Request: Tally the lines holding "data" and state only that figure.

Records to process:
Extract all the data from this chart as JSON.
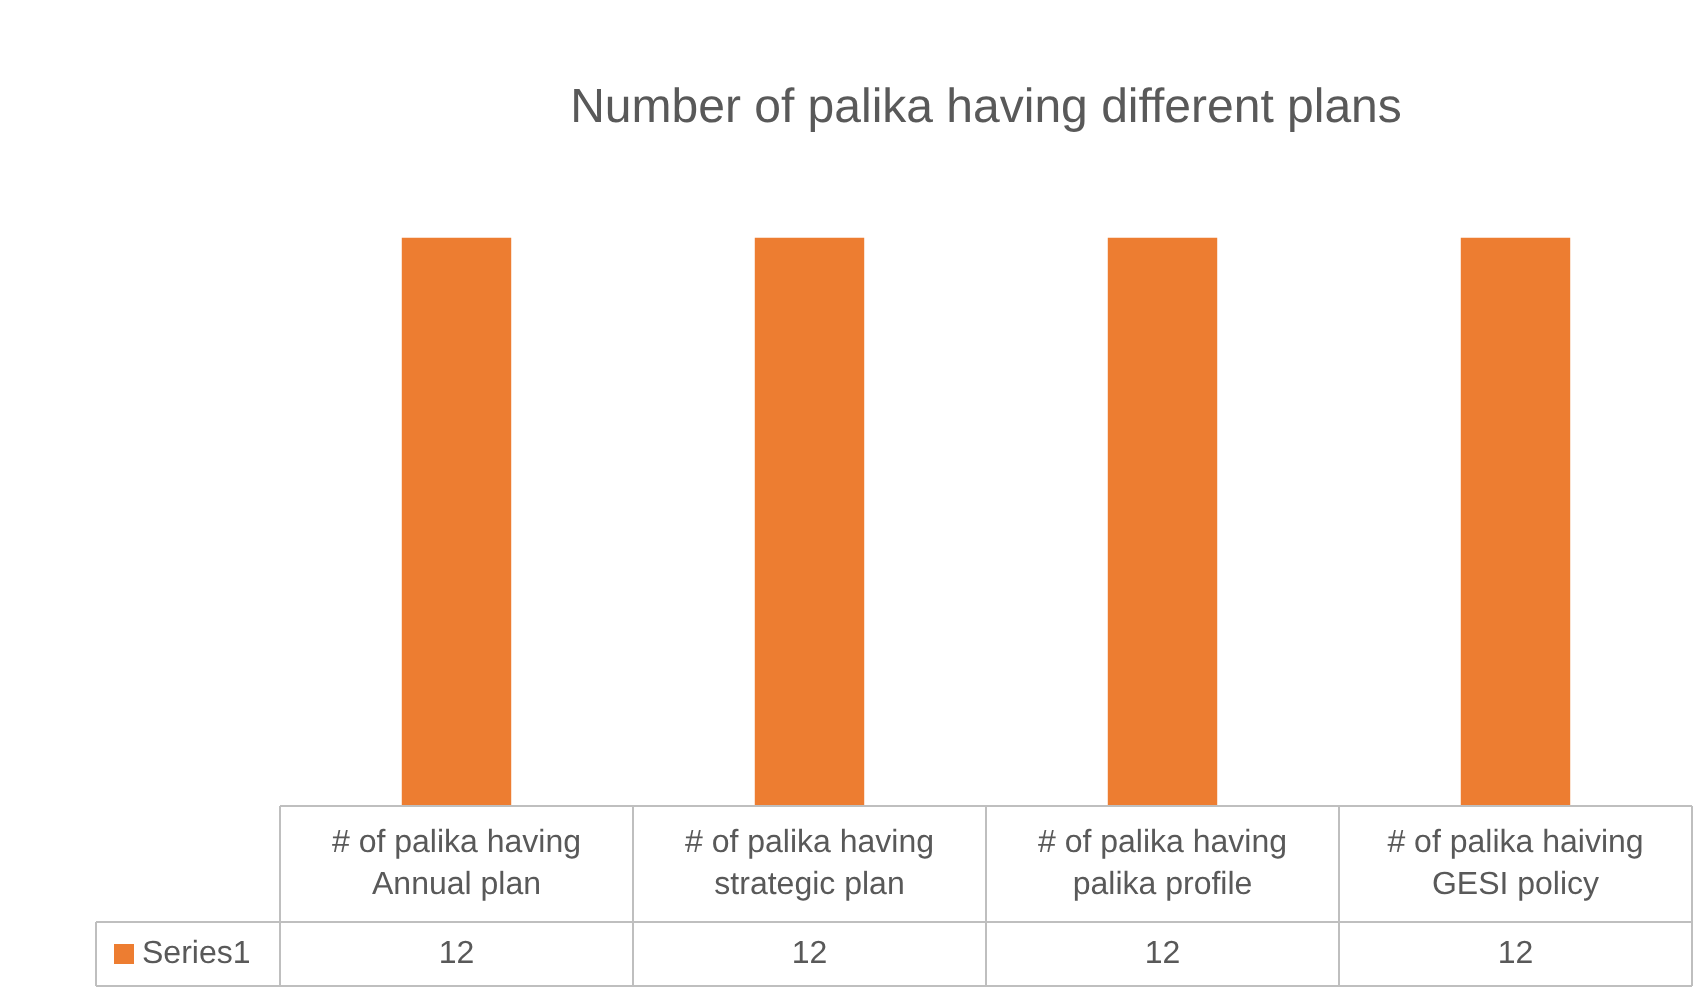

==

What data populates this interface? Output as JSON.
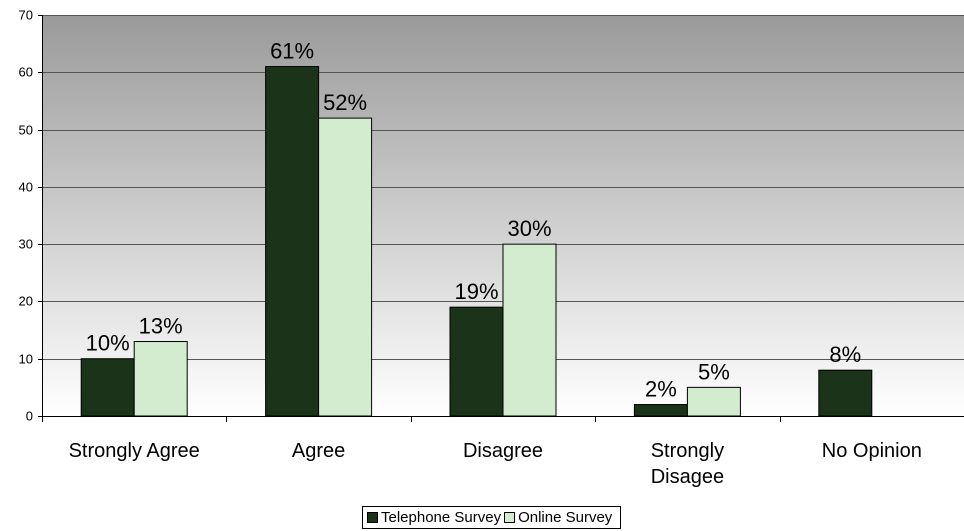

==

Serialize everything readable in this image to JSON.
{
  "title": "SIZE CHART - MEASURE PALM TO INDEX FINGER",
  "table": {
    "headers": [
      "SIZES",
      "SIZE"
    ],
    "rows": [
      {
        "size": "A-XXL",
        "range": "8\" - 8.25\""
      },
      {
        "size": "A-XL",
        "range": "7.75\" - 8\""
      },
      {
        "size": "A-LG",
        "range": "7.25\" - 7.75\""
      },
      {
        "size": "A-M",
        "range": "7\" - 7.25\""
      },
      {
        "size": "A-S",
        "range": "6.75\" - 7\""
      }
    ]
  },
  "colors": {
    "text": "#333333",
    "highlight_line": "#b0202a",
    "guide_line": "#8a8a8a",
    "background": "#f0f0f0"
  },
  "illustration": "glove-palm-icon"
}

Correct answer: 2